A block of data
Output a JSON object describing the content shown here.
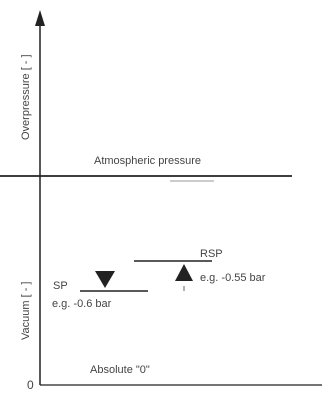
{
  "axis": {
    "overpressure_label": "Overpressure [ - ]",
    "vacuum_label": "Vacuum [ - ]",
    "zero_label": "0"
  },
  "lines": {
    "atmospheric_label": "Atmospheric pressure",
    "absolute_label": "Absolute \"0\""
  },
  "sp": {
    "name": "SP",
    "example": "e.g. -0.6 bar"
  },
  "rsp": {
    "name": "RSP",
    "example": "e.g. -0.55 bar"
  },
  "colors": {
    "line": "#222222",
    "text": "#444444"
  }
}
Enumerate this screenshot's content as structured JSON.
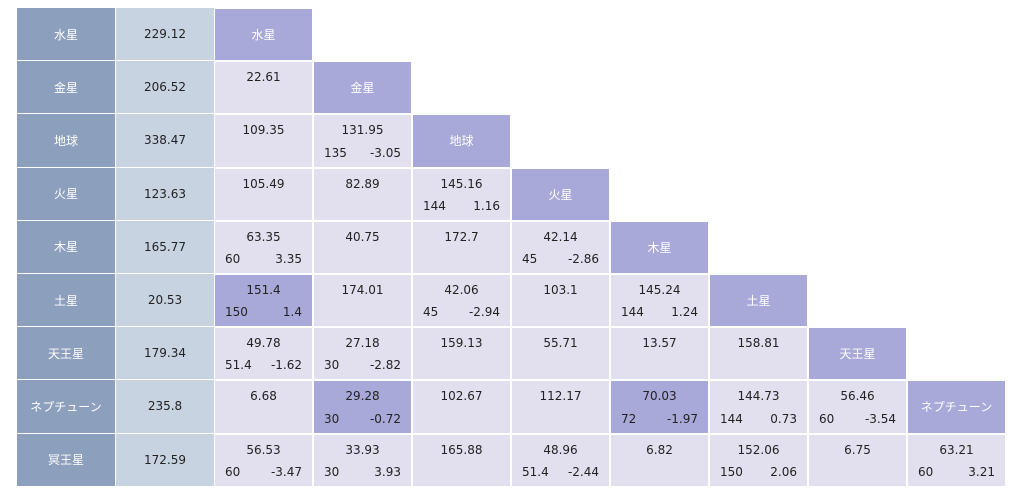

= Task to carry out =
Please write out all the data again word for word, but not the pictures.

= Solution for this problem =
Output a JSON object describing the content shown here.
{
  "axis": {
    "overpressure_label": "Overpressure [ - ]",
    "vacuum_label": "Vacuum [ - ]",
    "zero_label": "0"
  },
  "lines": {
    "atmospheric_label": "Atmospheric pressure",
    "absolute_label": "Absolute \"0\""
  },
  "sp": {
    "name": "SP",
    "example": "e.g. -0.6 bar"
  },
  "rsp": {
    "name": "RSP",
    "example": "e.g. -0.55 bar"
  },
  "colors": {
    "line": "#222222",
    "text": "#444444"
  }
}
Enumerate this screenshot's content as structured JSON.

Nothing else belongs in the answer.